▶ _ИСХОДНЫЙ ТЕКСТ_:
************

Да, конечно. Тогда о тогдашнем . А Солженицын написал позднее и о более позднем. Ну и что же? Ведь и более раннее и более позднее необходимо запечатлеть. Затем, меня удивило, почему Анна Андреевна, обычно столь острая и точная в своих определениях, в этом случае столь не точна. «Мы с вами, Лидия Корнеевна, создали новый жанр». Это «мы с вами», разумеется, лестно для меня, но почему же новый жанр? Новая жизненная ситуация – та, которую и в мыслях своих человек не смел выразить словами, выговорили в искусстве мы. Да, это так. Да, это моя гордость. Но жанр? И поэма «Реквием» жанр не новый (до «Реквиема» была поэма «Двенадцать», цикл отдельных стихотворений, тесно спаянных между собою, развивающих фабулу и потому именуемый поэмой), а уж моя «Софья Петровна» это типичная, вполне традиционная повесть! никакой не новый жанр. Материал, правда, так же как и у Анны Андреевны совершенно новый: тридцать седьмой год, ежовщина – и не столько самый застенок изображен мною (на это я и не покушалась), а поврежденная застенком психика людей на воле, степень их ослепленности – ложью газет и радио, верою в газеты и радио, в кровавые фальшивки показательных процессов. Непостижность тридцать седьмого года для рядового – и даже не рядового! – разума. Непостижность, вызванная его бессмысленностью (а разум искал смысла – и, не находя, люди теряли разум) – вот что я обозначила именем «Софья Петровна»… Ново? О, да. Так. Ново, но не в жанровом отношении.

************

▶ _СТРОКИ ДАННЫХ_:

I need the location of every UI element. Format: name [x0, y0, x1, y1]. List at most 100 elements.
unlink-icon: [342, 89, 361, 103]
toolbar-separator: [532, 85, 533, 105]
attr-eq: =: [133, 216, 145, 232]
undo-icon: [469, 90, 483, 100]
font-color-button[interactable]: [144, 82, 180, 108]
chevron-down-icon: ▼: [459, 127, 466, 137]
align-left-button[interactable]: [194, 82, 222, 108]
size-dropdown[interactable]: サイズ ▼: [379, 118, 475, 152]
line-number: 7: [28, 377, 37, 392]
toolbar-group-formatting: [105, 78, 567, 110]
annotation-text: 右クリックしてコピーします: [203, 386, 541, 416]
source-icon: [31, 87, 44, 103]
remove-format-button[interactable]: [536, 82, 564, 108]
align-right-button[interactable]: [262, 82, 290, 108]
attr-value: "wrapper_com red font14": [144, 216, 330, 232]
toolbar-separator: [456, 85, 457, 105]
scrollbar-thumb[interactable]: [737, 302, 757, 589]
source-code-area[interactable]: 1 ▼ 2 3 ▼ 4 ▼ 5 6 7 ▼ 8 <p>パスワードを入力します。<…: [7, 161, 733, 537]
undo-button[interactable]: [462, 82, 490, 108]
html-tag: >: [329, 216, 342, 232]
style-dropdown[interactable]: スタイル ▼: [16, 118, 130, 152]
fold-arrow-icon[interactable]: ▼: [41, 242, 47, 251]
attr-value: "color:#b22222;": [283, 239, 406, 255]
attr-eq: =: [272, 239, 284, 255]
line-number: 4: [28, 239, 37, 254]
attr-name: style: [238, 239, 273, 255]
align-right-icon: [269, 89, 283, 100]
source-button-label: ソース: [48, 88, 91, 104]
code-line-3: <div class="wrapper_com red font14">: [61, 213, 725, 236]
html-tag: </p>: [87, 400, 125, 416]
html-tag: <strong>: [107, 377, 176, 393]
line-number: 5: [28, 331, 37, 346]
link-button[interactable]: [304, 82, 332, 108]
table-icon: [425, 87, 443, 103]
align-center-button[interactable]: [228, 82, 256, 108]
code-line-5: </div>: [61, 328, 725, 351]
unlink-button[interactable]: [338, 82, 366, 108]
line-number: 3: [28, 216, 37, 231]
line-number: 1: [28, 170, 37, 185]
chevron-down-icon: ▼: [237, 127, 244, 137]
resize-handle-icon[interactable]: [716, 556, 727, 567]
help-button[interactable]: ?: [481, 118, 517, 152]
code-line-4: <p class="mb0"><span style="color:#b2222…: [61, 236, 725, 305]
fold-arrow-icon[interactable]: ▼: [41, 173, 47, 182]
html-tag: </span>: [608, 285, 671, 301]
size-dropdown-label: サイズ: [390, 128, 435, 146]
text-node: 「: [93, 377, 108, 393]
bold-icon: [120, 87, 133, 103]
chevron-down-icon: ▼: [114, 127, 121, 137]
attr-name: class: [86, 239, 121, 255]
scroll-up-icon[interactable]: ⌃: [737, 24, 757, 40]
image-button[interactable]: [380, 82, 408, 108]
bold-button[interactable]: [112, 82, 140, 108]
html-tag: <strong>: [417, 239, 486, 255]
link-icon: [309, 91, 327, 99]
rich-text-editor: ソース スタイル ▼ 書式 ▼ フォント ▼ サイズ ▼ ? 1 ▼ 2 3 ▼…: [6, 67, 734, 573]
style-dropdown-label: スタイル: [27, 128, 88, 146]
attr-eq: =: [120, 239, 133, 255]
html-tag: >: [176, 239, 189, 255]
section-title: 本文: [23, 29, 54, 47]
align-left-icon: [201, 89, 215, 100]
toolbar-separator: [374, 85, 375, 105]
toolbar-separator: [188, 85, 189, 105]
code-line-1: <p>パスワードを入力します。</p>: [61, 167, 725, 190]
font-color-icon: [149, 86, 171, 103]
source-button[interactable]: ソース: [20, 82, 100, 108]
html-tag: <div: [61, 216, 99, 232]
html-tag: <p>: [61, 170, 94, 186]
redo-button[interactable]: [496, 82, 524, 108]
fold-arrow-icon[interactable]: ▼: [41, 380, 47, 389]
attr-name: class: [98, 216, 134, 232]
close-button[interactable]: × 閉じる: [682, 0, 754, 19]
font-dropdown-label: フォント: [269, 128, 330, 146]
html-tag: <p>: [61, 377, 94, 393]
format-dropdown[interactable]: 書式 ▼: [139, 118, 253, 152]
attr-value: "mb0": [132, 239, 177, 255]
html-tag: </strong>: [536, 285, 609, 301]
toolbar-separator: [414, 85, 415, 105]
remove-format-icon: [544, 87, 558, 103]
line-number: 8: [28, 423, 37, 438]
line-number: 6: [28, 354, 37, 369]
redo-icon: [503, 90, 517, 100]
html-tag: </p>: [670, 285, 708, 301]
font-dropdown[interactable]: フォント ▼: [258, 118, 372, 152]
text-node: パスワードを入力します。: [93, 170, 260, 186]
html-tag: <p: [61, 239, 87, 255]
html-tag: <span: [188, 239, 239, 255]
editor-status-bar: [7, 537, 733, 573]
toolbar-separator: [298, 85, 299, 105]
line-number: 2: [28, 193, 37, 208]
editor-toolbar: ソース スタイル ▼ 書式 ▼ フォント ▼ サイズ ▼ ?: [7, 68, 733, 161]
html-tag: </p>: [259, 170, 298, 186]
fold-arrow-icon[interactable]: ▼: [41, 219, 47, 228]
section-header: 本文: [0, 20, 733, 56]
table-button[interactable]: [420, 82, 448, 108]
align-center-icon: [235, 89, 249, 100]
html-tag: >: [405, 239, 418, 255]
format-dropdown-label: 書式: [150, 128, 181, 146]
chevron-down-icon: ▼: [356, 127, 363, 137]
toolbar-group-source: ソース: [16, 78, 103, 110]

************

▶ _ВЫПОЛНИТЕ ЗАДАНИЯ_:
• A. Ответьте по тексту о «Софье Петровне»:
(i) Какими словами, по тексту, Анна Андреевна обратилась к Лидии Корнеевне о жанре?
(ii) Какая поэма, по тексту, была до «Реквиема»?
(iii) Что изображено в «Софье Петровне» вместо самого застенка?
• B. Продолжите текст о «Софье Петровне» с того места, на котором он остановился.

▶ _ОЖИДАЕМЫЕ ОТВЕТЫ_:
• A.
(i) «Мы с вами, Лидия Корнеевна, создали новый жанр».
(ii) Поэма «Двенадцать».
(iii) Поврежденная застенком психика людей на воле и степень их ослепленности ложью газет и радио, верой в них и в кровавые фальшивки показательных процессов.

• B.
Я молчала, сознавая, что новый ли жанр или новый материал, а это все равно не объясняет скрытности Солженицына перед Анной Андреевной. Обижена же она именно на его умолчание. Я не знаю, но думаю, что он человек вообще скрытный. Лагерь не обучает откровенности.

Не дождавшись от меня никакого ответа на свой вопрос, Анна Андреевна выдвинула ящик стола – достала еще одну папку и принялась, листок за листком, вынимать оттуда написанные от руки и на машинке стихи. Одно за другим она прочитывала стихи вслух, не называя авторов. Это все были разные стихотворения, посвященные ей. Известным мне оказалось лишь одно – Самойлова61. Остальных я никогда не читала и не слыхала: стихи Ахмадулиной, Толи Наймана, Володи Муравьева и еще чьи‑то, забыла – чьи. Понравились мне, кроме самойловского, два стихотворения: Наймана и Муравьева.

О стихах Наймана я сказала: «Это поэт». О стихах Муравьева: «Тоже, может быть, поэт».

Анна Андреевна осталась мною довольна. О Толе она отозвалась так:

– Правда, он хорош? А его никто никогда не замечает. Он пишет уже многие годы – никто никогда. Словно нет его. Знаете, бывают такие судьбы.

(Знаю. Бывают.)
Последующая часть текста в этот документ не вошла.